STATED EXERCISE> Give the count of lines holding the string "name" and nothing else.

LISTED ENTRIES>
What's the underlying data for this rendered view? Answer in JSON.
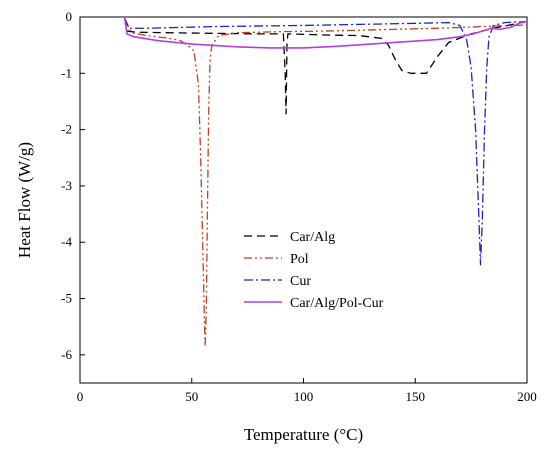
{
  "chart_data": {
    "type": "line",
    "title": "",
    "xlabel": "Temperature (°C)",
    "ylabel": "Heat Flow (W/g)",
    "xlim": [
      0,
      200
    ],
    "ylim": [
      -6.5,
      0
    ],
    "x_ticks": [
      0,
      50,
      100,
      150,
      200
    ],
    "y_ticks": [
      0,
      -1,
      -2,
      -3,
      -4,
      -5,
      -6
    ],
    "x_tick_labels": [
      "0",
      "50",
      "100",
      "150",
      "200"
    ],
    "y_tick_labels": [
      "0",
      "-1",
      "-2",
      "-3",
      "-4",
      "-5",
      "-6"
    ],
    "grid": false,
    "legend_position": "center",
    "series": [
      {
        "name": "Car/Alg",
        "color": "#000000",
        "dash": "dash",
        "points": [
          [
            20,
            -0.02
          ],
          [
            21,
            -0.25
          ],
          [
            25,
            -0.27
          ],
          [
            40,
            -0.28
          ],
          [
            60,
            -0.29
          ],
          [
            80,
            -0.3
          ],
          [
            91,
            -0.3
          ],
          [
            91.8,
            -1.0
          ],
          [
            92.2,
            -1.72
          ],
          [
            92.6,
            -0.5
          ],
          [
            93,
            -0.3
          ],
          [
            110,
            -0.32
          ],
          [
            125,
            -0.33
          ],
          [
            135,
            -0.38
          ],
          [
            138,
            -0.5
          ],
          [
            141,
            -0.75
          ],
          [
            144,
            -0.95
          ],
          [
            148,
            -1.0
          ],
          [
            155,
            -1.0
          ],
          [
            160,
            -0.7
          ],
          [
            165,
            -0.45
          ],
          [
            175,
            -0.3
          ],
          [
            185,
            -0.2
          ],
          [
            195,
            -0.12
          ],
          [
            200,
            -0.08
          ]
        ]
      },
      {
        "name": "Pol",
        "color": "#c0401a",
        "dash": "dashdotdot",
        "points": [
          [
            20,
            -0.05
          ],
          [
            23,
            -0.28
          ],
          [
            30,
            -0.33
          ],
          [
            40,
            -0.38
          ],
          [
            45,
            -0.42
          ],
          [
            48,
            -0.5
          ],
          [
            51,
            -0.6
          ],
          [
            53,
            -1.2
          ],
          [
            54,
            -2.5
          ],
          [
            55,
            -4.2
          ],
          [
            55.6,
            -5.3
          ],
          [
            56,
            -5.85
          ],
          [
            56.5,
            -5.2
          ],
          [
            57,
            -3.5
          ],
          [
            57.6,
            -1.6
          ],
          [
            58.2,
            -0.75
          ],
          [
            59,
            -0.5
          ],
          [
            62,
            -0.33
          ],
          [
            70,
            -0.28
          ],
          [
            90,
            -0.26
          ],
          [
            110,
            -0.25
          ],
          [
            130,
            -0.23
          ],
          [
            160,
            -0.2
          ],
          [
            180,
            -0.17
          ],
          [
            200,
            -0.14
          ]
        ]
      },
      {
        "name": "Cur",
        "color": "#1a22cc",
        "dash": "dashdot",
        "points": [
          [
            20,
            -0.02
          ],
          [
            22,
            -0.2
          ],
          [
            30,
            -0.2
          ],
          [
            60,
            -0.17
          ],
          [
            100,
            -0.15
          ],
          [
            140,
            -0.12
          ],
          [
            165,
            -0.1
          ],
          [
            170,
            -0.15
          ],
          [
            173,
            -0.4
          ],
          [
            175,
            -0.9
          ],
          [
            177,
            -2.0
          ],
          [
            178.5,
            -3.6
          ],
          [
            179.2,
            -4.4
          ],
          [
            180,
            -3.6
          ],
          [
            181,
            -2.0
          ],
          [
            182,
            -0.9
          ],
          [
            183,
            -0.35
          ],
          [
            185,
            -0.15
          ],
          [
            190,
            -0.1
          ],
          [
            200,
            -0.08
          ]
        ]
      },
      {
        "name": "Car/Alg/Pol-Cur",
        "color": "#b040e0",
        "dash": "solid",
        "points": [
          [
            20,
            -0.02
          ],
          [
            21,
            -0.3
          ],
          [
            24,
            -0.35
          ],
          [
            35,
            -0.42
          ],
          [
            50,
            -0.48
          ],
          [
            70,
            -0.53
          ],
          [
            85,
            -0.55
          ],
          [
            100,
            -0.55
          ],
          [
            115,
            -0.52
          ],
          [
            130,
            -0.48
          ],
          [
            145,
            -0.44
          ],
          [
            160,
            -0.4
          ],
          [
            170,
            -0.35
          ],
          [
            176,
            -0.3
          ],
          [
            180,
            -0.25
          ],
          [
            184,
            -0.2
          ],
          [
            188,
            -0.22
          ],
          [
            193,
            -0.18
          ],
          [
            197,
            -0.1
          ],
          [
            200,
            -0.08
          ]
        ]
      }
    ]
  }
}
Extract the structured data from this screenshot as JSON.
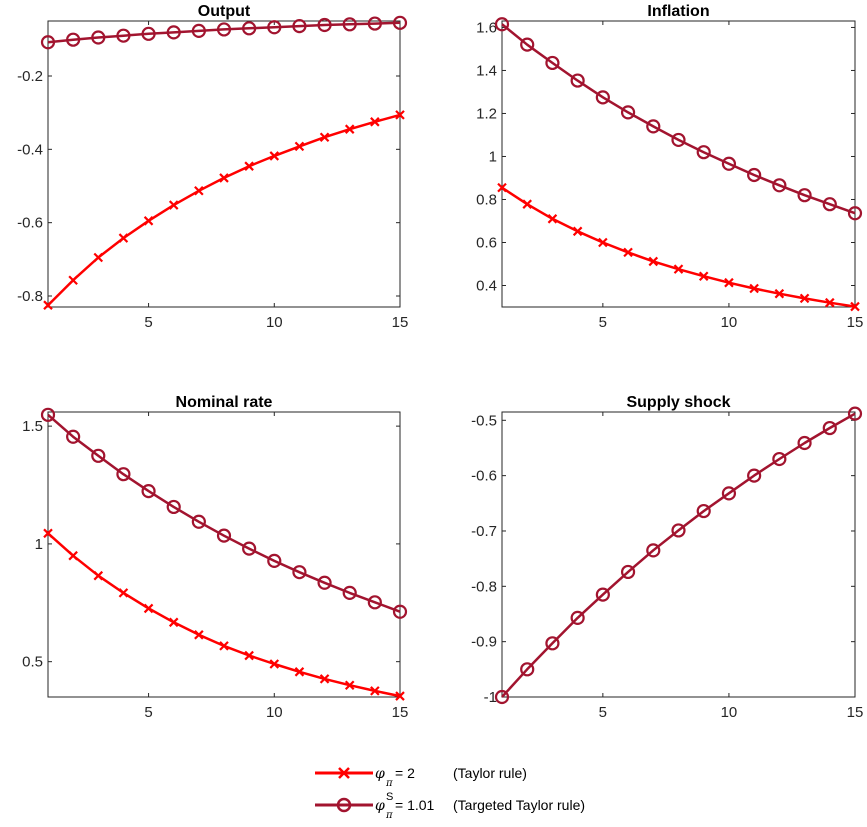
{
  "colors": {
    "taylor": "#ff0000",
    "targeted": "#a2142f",
    "axis": "#262626"
  },
  "legend": {
    "placement": "bottom-center",
    "items": [
      {
        "series": "taylor",
        "marker": "x",
        "symbol": "φ",
        "subscript": "π",
        "superscript": "",
        "value": "= 2",
        "description": "(Taylor rule)"
      },
      {
        "series": "targeted",
        "marker": "o",
        "symbol": "φ",
        "subscript": "π",
        "superscript": "S",
        "value": "= 1.01",
        "description": "(Targeted Taylor rule)"
      }
    ]
  },
  "chart_data": [
    {
      "type": "line",
      "title": "Output",
      "x": [
        1,
        2,
        3,
        4,
        5,
        6,
        7,
        8,
        9,
        10,
        11,
        12,
        13,
        14,
        15
      ],
      "xlim": [
        1,
        15
      ],
      "ylim": [
        -0.83,
        -0.05
      ],
      "xticks": [
        5,
        10,
        15
      ],
      "xtick_labels": [
        "5",
        "10",
        "15"
      ],
      "yticks": [
        -0.8,
        -0.6,
        -0.4,
        -0.2
      ],
      "ytick_labels": [
        "-0.8",
        "-0.6",
        "-0.4",
        "-0.2"
      ],
      "grid": false,
      "series": [
        {
          "key": "taylor",
          "values": [
            -0.825,
            -0.757,
            -0.695,
            -0.642,
            -0.595,
            -0.552,
            -0.513,
            -0.478,
            -0.446,
            -0.418,
            -0.392,
            -0.367,
            -0.345,
            -0.325,
            -0.306
          ]
        },
        {
          "key": "targeted",
          "values": [
            -0.108,
            -0.101,
            -0.095,
            -0.09,
            -0.085,
            -0.081,
            -0.077,
            -0.073,
            -0.07,
            -0.067,
            -0.064,
            -0.061,
            -0.059,
            -0.057,
            -0.055
          ]
        }
      ]
    },
    {
      "type": "line",
      "title": "Inflation",
      "x": [
        1,
        2,
        3,
        4,
        5,
        6,
        7,
        8,
        9,
        10,
        11,
        12,
        13,
        14,
        15
      ],
      "xlim": [
        1,
        15
      ],
      "ylim": [
        0.3,
        1.63
      ],
      "xticks": [
        5,
        10,
        15
      ],
      "xtick_labels": [
        "5",
        "10",
        "15"
      ],
      "yticks": [
        0.4,
        0.6,
        0.8,
        1.0,
        1.2,
        1.4,
        1.6
      ],
      "ytick_labels": [
        "0.4",
        "0.6",
        "0.8",
        "1",
        "1.2",
        "1.4",
        "1.6"
      ],
      "grid": false,
      "series": [
        {
          "key": "taylor",
          "values": [
            0.855,
            0.778,
            0.71,
            0.652,
            0.6,
            0.554,
            0.512,
            0.476,
            0.443,
            0.413,
            0.386,
            0.362,
            0.34,
            0.32,
            0.302
          ]
        },
        {
          "key": "targeted",
          "values": [
            1.615,
            1.52,
            1.435,
            1.353,
            1.275,
            1.205,
            1.14,
            1.077,
            1.02,
            0.966,
            0.914,
            0.866,
            0.82,
            0.778,
            0.736
          ]
        }
      ]
    },
    {
      "type": "line",
      "title": "Nominal rate",
      "x": [
        1,
        2,
        3,
        4,
        5,
        6,
        7,
        8,
        9,
        10,
        11,
        12,
        13,
        14,
        15
      ],
      "xlim": [
        1,
        15
      ],
      "ylim": [
        0.35,
        1.56
      ],
      "xticks": [
        5,
        10,
        15
      ],
      "xtick_labels": [
        "5",
        "10",
        "15"
      ],
      "yticks": [
        0.5,
        1.0,
        1.5
      ],
      "ytick_labels": [
        "0.5",
        "1",
        "1.5"
      ],
      "grid": false,
      "series": [
        {
          "key": "taylor",
          "values": [
            1.045,
            0.95,
            0.865,
            0.792,
            0.726,
            0.667,
            0.614,
            0.567,
            0.526,
            0.49,
            0.457,
            0.427,
            0.4,
            0.376,
            0.354
          ]
        },
        {
          "key": "targeted",
          "values": [
            1.548,
            1.455,
            1.374,
            1.296,
            1.224,
            1.157,
            1.094,
            1.035,
            0.98,
            0.928,
            0.88,
            0.835,
            0.792,
            0.752,
            0.712
          ]
        }
      ]
    },
    {
      "type": "line",
      "title": "Supply shock",
      "x": [
        1,
        2,
        3,
        4,
        5,
        6,
        7,
        8,
        9,
        10,
        11,
        12,
        13,
        14,
        15
      ],
      "xlim": [
        1,
        15
      ],
      "ylim": [
        -1.0,
        -0.485
      ],
      "xticks": [
        5,
        10,
        15
      ],
      "xtick_labels": [
        "5",
        "10",
        "15"
      ],
      "yticks": [
        -1.0,
        -0.9,
        -0.8,
        -0.7,
        -0.6,
        -0.5
      ],
      "ytick_labels": [
        "-1",
        "-0.9",
        "-0.8",
        "-0.7",
        "-0.6",
        "-0.5"
      ],
      "grid": false,
      "series": [
        {
          "key": "targeted",
          "values": [
            -1.0,
            -0.95,
            -0.903,
            -0.857,
            -0.815,
            -0.774,
            -0.735,
            -0.699,
            -0.664,
            -0.632,
            -0.6,
            -0.57,
            -0.541,
            -0.514,
            -0.488
          ]
        }
      ]
    }
  ]
}
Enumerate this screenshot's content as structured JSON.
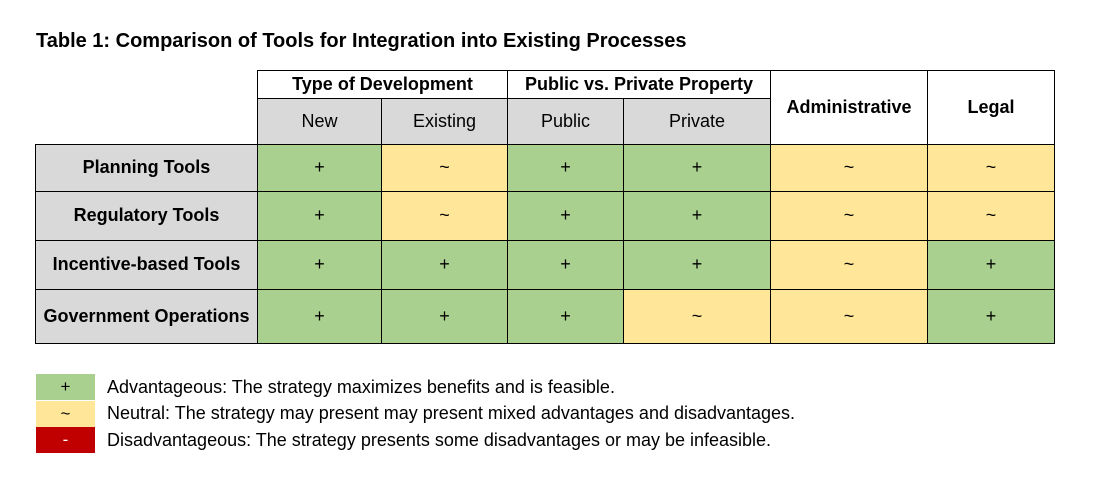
{
  "title": "Table 1: Comparison of Tools for Integration into Existing Processes",
  "colors": {
    "advantageous": "#a9d08e",
    "neutral": "#ffe699",
    "disadvantageous": "#c00000",
    "header_gray": "#d9d9d9"
  },
  "header": {
    "groups": [
      "Type of Development",
      "Public vs. Private Property"
    ],
    "sub": [
      "New",
      "Existing",
      "Public",
      "Private"
    ],
    "side": [
      "Administrative",
      "Legal"
    ]
  },
  "rows": [
    {
      "label": "Planning Tools",
      "cells": [
        "+",
        "~",
        "+",
        "+",
        "~",
        "~"
      ],
      "kinds": [
        "adv",
        "neu",
        "adv",
        "adv",
        "neu",
        "neu"
      ]
    },
    {
      "label": "Regulatory Tools",
      "cells": [
        "+",
        "~",
        "+",
        "+",
        "~",
        "~"
      ],
      "kinds": [
        "adv",
        "neu",
        "adv",
        "adv",
        "neu",
        "neu"
      ]
    },
    {
      "label": "Incentive-based Tools",
      "cells": [
        "+",
        "+",
        "+",
        "+",
        "~",
        "+"
      ],
      "kinds": [
        "adv",
        "adv",
        "adv",
        "adv",
        "neu",
        "adv"
      ]
    },
    {
      "label": "Government Operations",
      "cells": [
        "+",
        "+",
        "+",
        "~",
        "~",
        "+"
      ],
      "kinds": [
        "adv",
        "adv",
        "adv",
        "neu",
        "neu",
        "adv"
      ]
    }
  ],
  "legend": [
    {
      "symbol": "+",
      "kind": "adv",
      "text": "Advantageous: The strategy maximizes benefits and is feasible."
    },
    {
      "symbol": "~",
      "kind": "neu",
      "text": "Neutral: The strategy may present may present mixed advantages and disadvantages."
    },
    {
      "symbol": "-",
      "kind": "dis",
      "text": "Disadvantageous: The strategy presents some disadvantages or may be infeasible."
    }
  ]
}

ANSWER TO THIS TASK> 4